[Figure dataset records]
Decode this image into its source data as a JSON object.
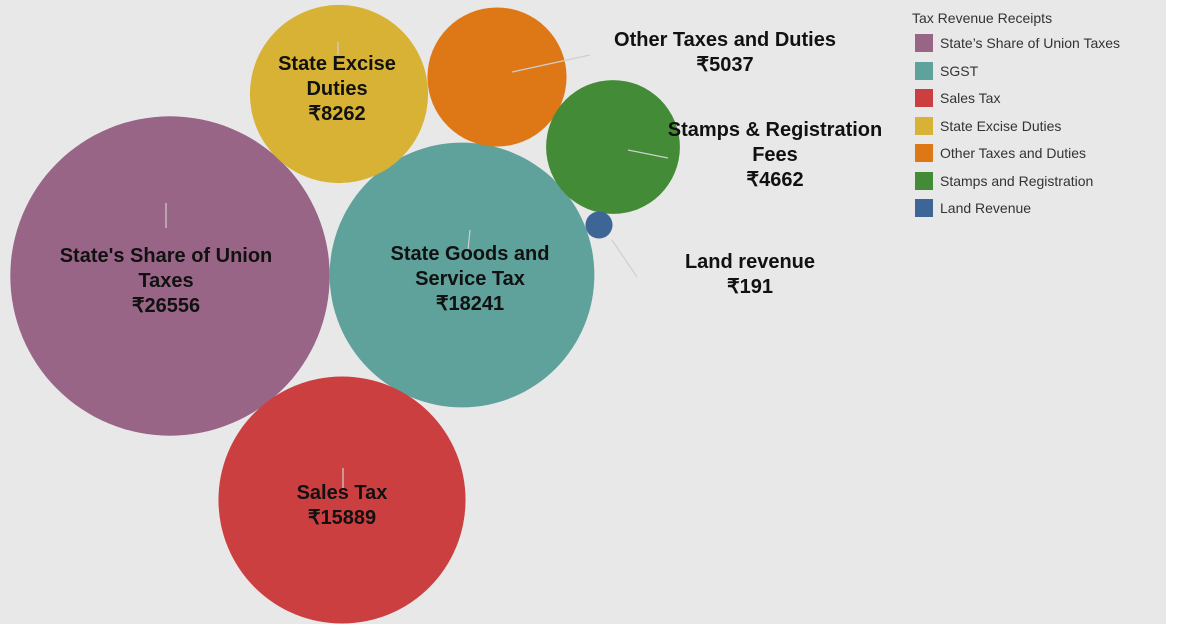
{
  "chart_data": {
    "type": "packed_bubble",
    "legend_title": "Tax Revenue Receipts",
    "categories": [
      "State's Share of Union Taxes",
      "State Goods and Service Tax",
      "Sales Tax",
      "State Excise Duties",
      "Other Taxes and Duties",
      "Stamps & Registration Fees",
      "Land revenue"
    ],
    "legend_labels": [
      "State’s Share of Union Taxes",
      "SGST",
      "Sales Tax",
      "State Excise Duties",
      "Other Taxes and Duties",
      "Stamps and Registration",
      "Land Revenue"
    ],
    "values": [
      26556,
      18241,
      15889,
      8262,
      5037,
      4662,
      191
    ],
    "value_labels": [
      "₹26556",
      "₹18241",
      "₹15889",
      "₹8262",
      "₹5037",
      "₹4662",
      "₹191"
    ],
    "colors": [
      "#996587",
      "#5fa19b",
      "#cb3f41",
      "#d8b234",
      "#de7817",
      "#438b37",
      "#3d6696"
    ]
  }
}
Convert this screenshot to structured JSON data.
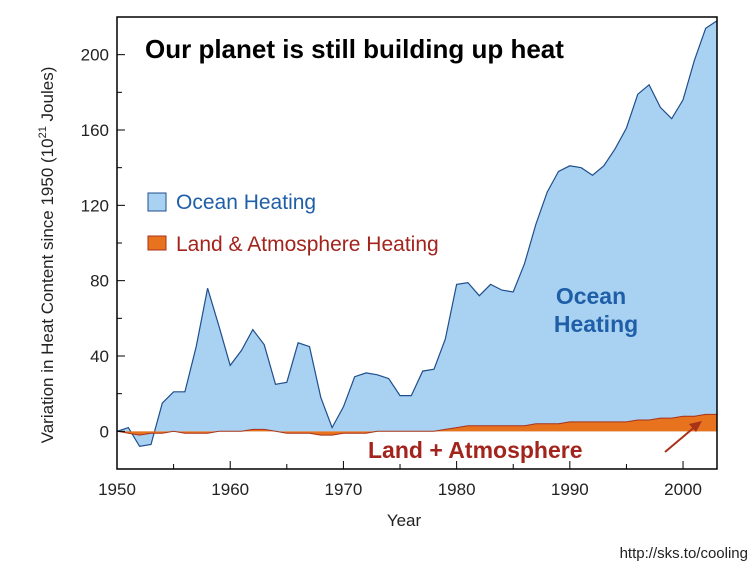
{
  "chart_data": {
    "type": "area",
    "title": "Our planet is still building up heat",
    "xlabel": "Year",
    "ylabel": "Variation in Heat Content since 1950 (10²¹ Joules)",
    "ylabel_main": "Variation in Heat Content since 1950 (10",
    "ylabel_sup": "21",
    "ylabel_end": " Joules)",
    "xlim": [
      1950,
      2003
    ],
    "ylim": [
      -20,
      220
    ],
    "xticks": [
      1950,
      1960,
      1970,
      1980,
      1990,
      2000
    ],
    "yticks": [
      0,
      40,
      80,
      120,
      160,
      200
    ],
    "grid": false,
    "legend_position": "left-middle",
    "colors": {
      "ocean_fill": "#a9d2f2",
      "ocean_line": "#1f4e8c",
      "land_fill": "#e8731f",
      "land_line": "#a8321a",
      "annotation_arrow": "#a8321a",
      "frame": "#000000"
    },
    "x": [
      1950,
      1951,
      1952,
      1953,
      1954,
      1955,
      1956,
      1957,
      1958,
      1959,
      1960,
      1961,
      1962,
      1963,
      1964,
      1965,
      1966,
      1967,
      1968,
      1969,
      1970,
      1971,
      1972,
      1973,
      1974,
      1975,
      1976,
      1977,
      1978,
      1979,
      1980,
      1981,
      1982,
      1983,
      1984,
      1985,
      1986,
      1987,
      1988,
      1989,
      1990,
      1991,
      1992,
      1993,
      1994,
      1995,
      1996,
      1997,
      1998,
      1999,
      2000,
      2001,
      2002,
      2003
    ],
    "series": [
      {
        "name": "Ocean Heating",
        "values": [
          0,
          2,
          -8,
          -7,
          15,
          21,
          21,
          45,
          76,
          56,
          35,
          43,
          54,
          46,
          25,
          26,
          47,
          45,
          18,
          2,
          13,
          29,
          31,
          30,
          28,
          19,
          19,
          32,
          33,
          49,
          78,
          79,
          72,
          78,
          75,
          74,
          89,
          110,
          127,
          138,
          141,
          140,
          136,
          141,
          150,
          161,
          179,
          184,
          172,
          166,
          176,
          197,
          214,
          218
        ]
      },
      {
        "name": "Land & Atmosphere Heating",
        "values": [
          0,
          -1,
          -2,
          -1,
          -1,
          0,
          -1,
          -1,
          -1,
          0,
          0,
          0,
          1,
          1,
          0,
          -1,
          -1,
          -1,
          -2,
          -2,
          -1,
          -1,
          -1,
          0,
          0,
          0,
          0,
          0,
          0,
          1,
          2,
          3,
          3,
          3,
          3,
          3,
          3,
          4,
          4,
          4,
          5,
          5,
          5,
          5,
          5,
          5,
          6,
          6,
          7,
          7,
          8,
          8,
          9,
          9
        ]
      }
    ],
    "legend": [
      {
        "label": "Ocean Heating",
        "color": "#a9d2f2"
      },
      {
        "label": "Land & Atmosphere Heating",
        "color": "#e8731f"
      }
    ],
    "annotations": {
      "ocean_line1": "Ocean",
      "ocean_line2": "Heating",
      "land": "Land + Atmosphere"
    }
  },
  "source_text": "http://sks.to/cooling"
}
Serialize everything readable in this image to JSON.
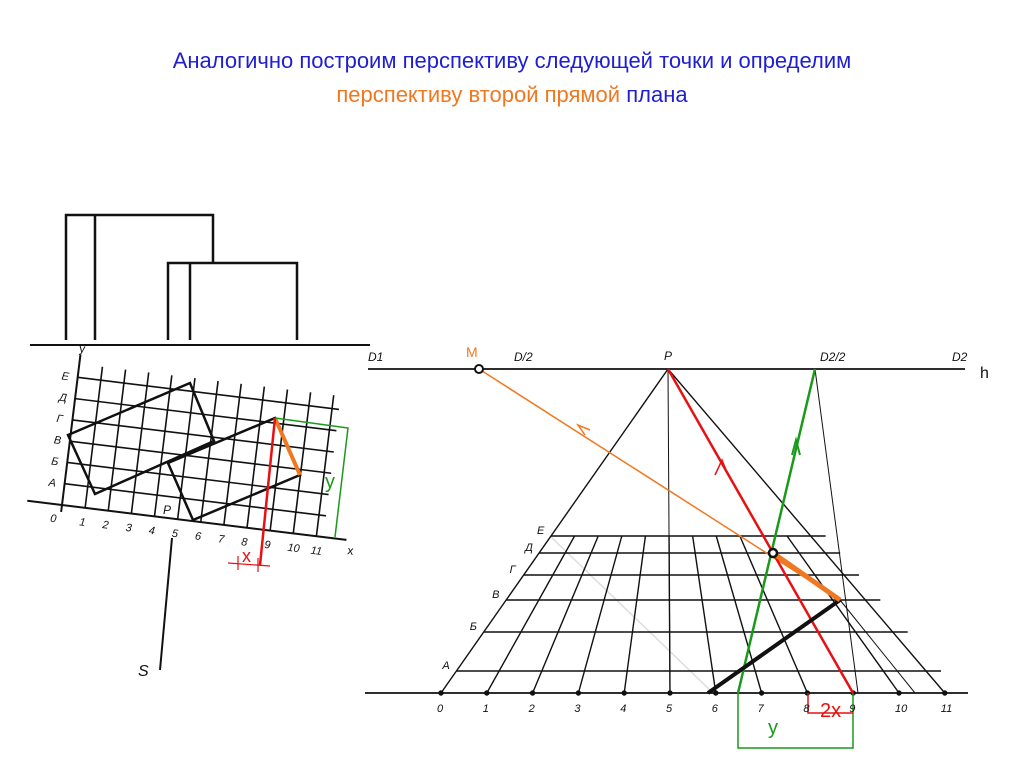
{
  "title": {
    "line1": "Аналогично построим перспективу следующей точки и определим",
    "line2_orange": "перспективу второй прямой",
    "line2_blue": "плана"
  },
  "colors": {
    "title": "#1f1fd1",
    "accent": "#f07820",
    "red": "#e81010",
    "green": "#1a9a1a",
    "ink": "#111111"
  },
  "plan": {
    "x_ticks": [
      "0",
      "1",
      "2",
      "3",
      "4",
      "5",
      "6",
      "7",
      "8",
      "9",
      "10",
      "11"
    ],
    "rows": [
      "А",
      "Б",
      "В",
      "Г",
      "Д",
      "Е"
    ],
    "axis_x": "x",
    "axis_y": "y",
    "p_label": "P",
    "dim_x": "x",
    "dim_y": "y",
    "s_label": "S"
  },
  "perspective": {
    "d1": "D1",
    "m": "M",
    "d_half": "D/2",
    "p": "P",
    "d2_half": "D2/2",
    "d2": "D2",
    "h": "h",
    "ticks": [
      "0",
      "1",
      "2",
      "3",
      "4",
      "5",
      "6",
      "7",
      "8",
      "9",
      "10",
      "11"
    ],
    "rows": [
      "А",
      "Б",
      "В",
      "Г",
      "Д",
      "Е"
    ],
    "dim_2x": "2x",
    "dim_y": "y"
  }
}
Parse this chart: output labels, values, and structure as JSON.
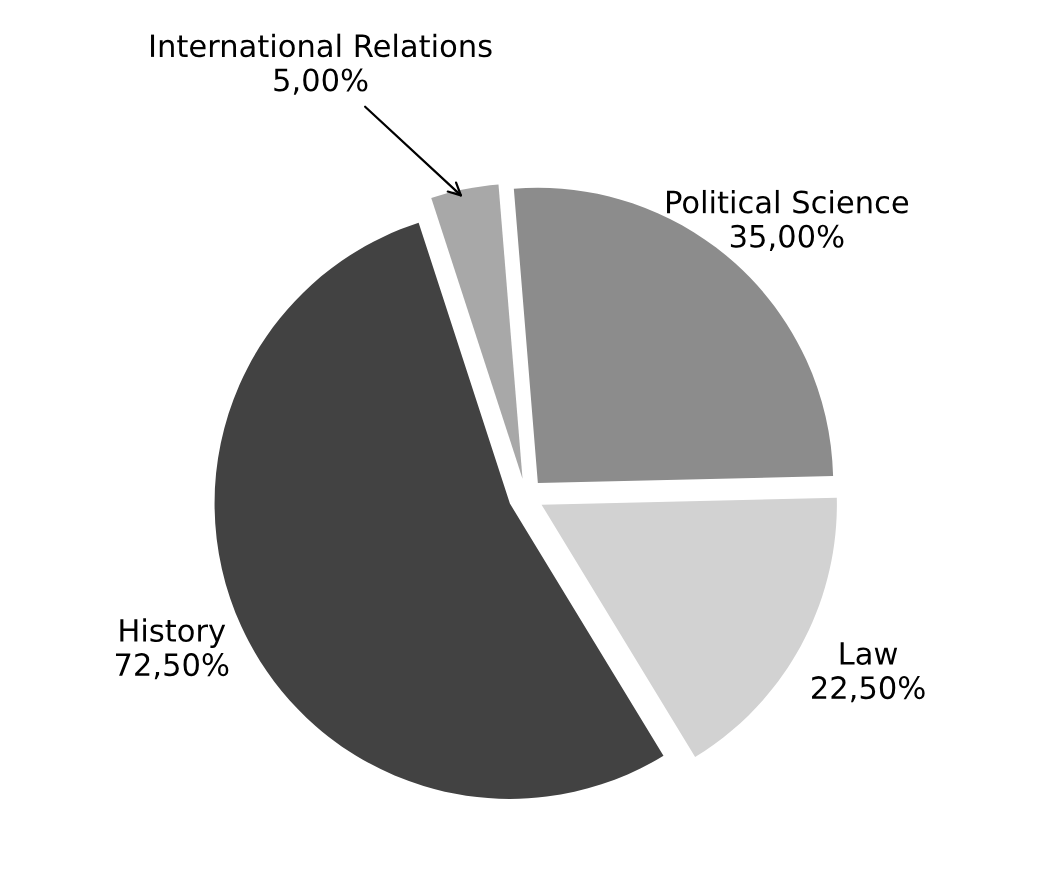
{
  "chart_data": {
    "type": "pie",
    "categories": [
      "International Relations",
      "Political Science",
      "Law",
      "History"
    ],
    "values": [
      5,
      35,
      22.5,
      72.5
    ],
    "value_labels": [
      "5,00%",
      "35,00%",
      "22,50%",
      "72,50%"
    ],
    "colors": [
      "#a8a8a8",
      "#8c8c8c",
      "#d2d2d2",
      "#424242"
    ]
  }
}
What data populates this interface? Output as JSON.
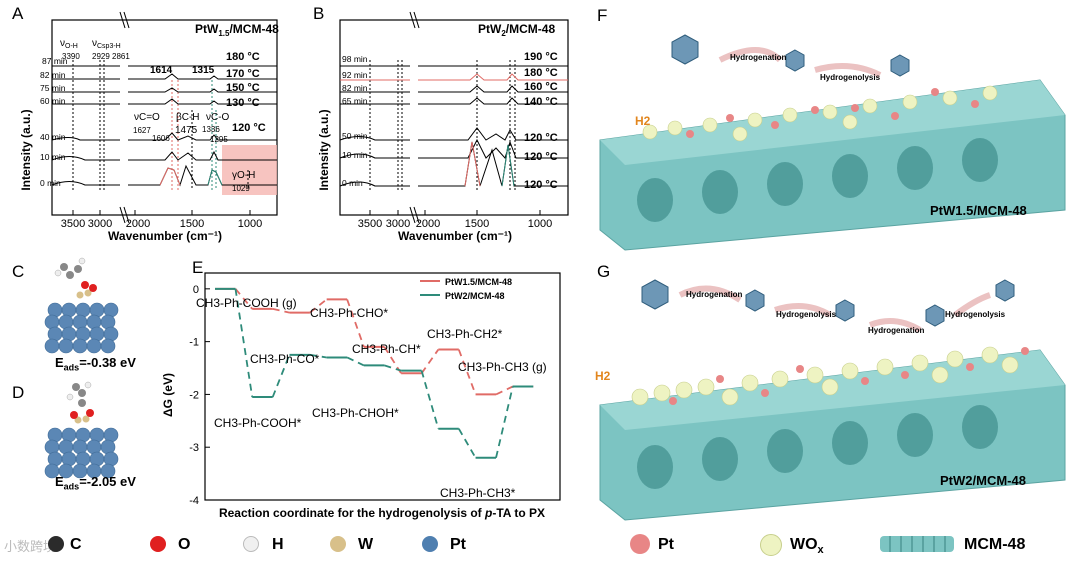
{
  "panels": {
    "A": {
      "letter": "A",
      "sample": "PtW1.5/MCM-48",
      "sample_main": "PtW",
      "sample_sub": "1.5",
      "sample_tail": "/MCM-48",
      "xlabel": "Wavenumber (cm⁻¹)",
      "ylabel": "Intensity (a.u.)",
      "xticks": [
        "3500",
        "3000",
        "2000",
        "1500",
        "1000"
      ],
      "times": [
        "87 min",
        "82 min",
        "75 min",
        "60 min",
        "40 min",
        "10 min",
        "0 min"
      ],
      "temps": [
        "180 °C",
        "170 °C",
        "150 °C",
        "130 °C",
        "120 °C"
      ],
      "bands_top": [
        "ν",
        "O-H",
        "3390",
        "ν",
        "Csp3-H",
        "2929 2861"
      ],
      "annotations": {
        "vCO_label": "νC=O",
        "v1627": "1627",
        "v1606": "1606",
        "v1614": "1614",
        "v1315": "1315",
        "bCH": "βC-H",
        "v1475": "1475",
        "vCO2": "νC-O",
        "v1336": "1336",
        "v1295": "1295",
        "gOH": "γO-H",
        "v1029": "1029"
      }
    },
    "B": {
      "letter": "B",
      "sample_main": "PtW",
      "sample_sub": "2",
      "sample_tail": "/MCM-48",
      "xlabel": "Wavenumber (cm⁻¹)",
      "ylabel": "Intensity (a.u.)",
      "xticks": [
        "3500",
        "3000",
        "2000",
        "1500",
        "1000"
      ],
      "times": [
        "98 min",
        "92 min",
        "82 min",
        "65 min",
        "50 min",
        "10 min",
        "0 min"
      ],
      "temps": [
        "190 °C",
        "180 °C",
        "160 °C",
        "140 °C",
        "120 °C",
        "120 °C",
        "120 °C"
      ]
    },
    "C": {
      "letter": "C",
      "eads_label": "E",
      "eads_sub": "ads",
      "eads_value": "=-0.38 eV"
    },
    "D": {
      "letter": "D",
      "eads_label": "E",
      "eads_sub": "ads",
      "eads_value": "=-2.05 eV"
    },
    "E": {
      "letter": "E",
      "xlabel_prefix": "Reaction coordinate for the hydrogenolysis of ",
      "xlabel_italic": "p",
      "xlabel_suffix": "-TA to PX",
      "ylabel": "ΔG (eV)",
      "yticks": [
        "0",
        "-1",
        "-2",
        "-3",
        "-4"
      ],
      "species": {
        "s1": "CH3-Ph-COOH (g)",
        "s2": "CH3-Ph-CHO*",
        "s3": "CH3-Ph-CO*",
        "s4": "CH3-Ph-CH*",
        "s5": "CH3-Ph-CH2*",
        "s6": "CH3-Ph-CH3 (g)",
        "s7": "CH3-Ph-COOH*",
        "s8": "CH3-Ph-CHOH*",
        "s9": "CH3-Ph-CH3*"
      },
      "legend": [
        "PtW1.5/MCM-48",
        "PtW2/MCM-48"
      ]
    },
    "F": {
      "letter": "F",
      "sample": "PtW1.5/MCM-48",
      "step1": "Hydrogenation",
      "step2": "Hydrogenolysis",
      "h2": "H2"
    },
    "G": {
      "letter": "G",
      "sample": "PtW2/MCM-48",
      "step1": "Hydrogenation",
      "step2": "Hydrogenolysis",
      "step3": "Hydrogenation",
      "step4": "Hydrogenolysis",
      "h2": "H2"
    }
  },
  "chart_data": [
    {
      "type": "line",
      "title": "E",
      "ylabel": "ΔG (eV)",
      "xlabel": "Reaction coordinate for the hydrogenolysis of p-TA to PX",
      "ylim": [
        -4,
        0.3
      ],
      "categories": [
        "CH3-Ph-COOH (g)",
        "CH3-Ph-COOH*",
        "CH3-Ph-CO*",
        "CH3-Ph-CHO*",
        "CH3-Ph-CHOH*",
        "CH3-Ph-CH*",
        "CH3-Ph-CH2*",
        "CH3-Ph-CH3*",
        "CH3-Ph-CH3 (g)"
      ],
      "series": [
        {
          "name": "PtW1.5/MCM-48",
          "color": "#e06b66",
          "values": [
            0.0,
            -0.38,
            -0.45,
            -0.2,
            -1.1,
            -1.6,
            -1.15,
            -2.0,
            -1.85
          ]
        },
        {
          "name": "PtW2/MCM-48",
          "color": "#2e8b7a",
          "values": [
            0.0,
            -2.05,
            -1.25,
            -1.3,
            -1.45,
            -1.55,
            -2.65,
            -3.2,
            -1.85
          ]
        }
      ]
    }
  ],
  "legend_bottom": {
    "left": [
      {
        "symbol": "C",
        "label": "C",
        "color": "#2b2b2b"
      },
      {
        "symbol": "O",
        "label": "O",
        "color": "#e02020"
      },
      {
        "symbol": "H",
        "label": "H",
        "color": "#f0f0f0"
      },
      {
        "symbol": "W",
        "label": "W",
        "color": "#d8c08a"
      },
      {
        "symbol": "Pt",
        "label": "Pt",
        "color": "#4f7fb0"
      }
    ],
    "right": [
      {
        "label": "Pt",
        "color": "#e88686"
      },
      {
        "label": "WOx",
        "label_main": "WO",
        "label_sub": "x",
        "color": "#eef3c2"
      },
      {
        "label": "MCM-48",
        "color": "#7cc4c2"
      }
    ]
  },
  "watermark": "小数跨境"
}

WORK INSTRUCTIONS - Within the listing, how many lines hold the word "перспективу"? Only the number is to be given.

REPLY - 2